Set problem
Write out every line of the material below without changing anything.

====== Given entries

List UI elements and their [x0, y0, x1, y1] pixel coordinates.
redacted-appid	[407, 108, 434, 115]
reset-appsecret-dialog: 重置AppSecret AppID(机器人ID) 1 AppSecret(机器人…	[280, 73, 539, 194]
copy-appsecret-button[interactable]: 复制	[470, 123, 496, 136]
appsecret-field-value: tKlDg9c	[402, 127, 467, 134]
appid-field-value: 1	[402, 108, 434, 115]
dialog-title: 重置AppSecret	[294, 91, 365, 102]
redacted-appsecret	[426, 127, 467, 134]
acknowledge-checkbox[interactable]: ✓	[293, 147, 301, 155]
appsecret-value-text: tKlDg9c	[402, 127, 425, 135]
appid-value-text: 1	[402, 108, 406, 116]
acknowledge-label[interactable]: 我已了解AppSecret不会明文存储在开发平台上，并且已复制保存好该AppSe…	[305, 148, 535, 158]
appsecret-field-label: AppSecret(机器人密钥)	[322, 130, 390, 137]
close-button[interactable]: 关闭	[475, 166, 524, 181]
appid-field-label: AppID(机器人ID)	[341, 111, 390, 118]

============

Answer in full
List UI elements and their [x0, y0, x1, y1] pixel coordinates.
redacted-appid	[407, 108, 434, 115]
reset-appsecret-dialog: 重置AppSecret AppID(机器人ID) 1 AppSecret(机器人…	[280, 73, 539, 194]
copy-appsecret-button[interactable]: 复制	[470, 123, 496, 136]
appsecret-field-value: tKlDg9c	[402, 127, 467, 134]
appid-field-value: 1	[402, 108, 434, 115]
dialog-title: 重置AppSecret	[294, 91, 365, 102]
redacted-appsecret	[426, 127, 467, 134]
acknowledge-checkbox[interactable]: ✓	[293, 147, 301, 155]
appsecret-value-text: tKlDg9c	[402, 127, 425, 135]
appid-value-text: 1	[402, 108, 406, 116]
acknowledge-label[interactable]: 我已了解AppSecret不会明文存储在开发平台上，并且已复制保存好该AppSe…	[305, 148, 535, 158]
appsecret-field-label: AppSecret(机器人密钥)	[322, 130, 390, 137]
close-button[interactable]: 关闭	[475, 166, 524, 181]
appid-field-label: AppID(机器人ID)	[341, 111, 390, 118]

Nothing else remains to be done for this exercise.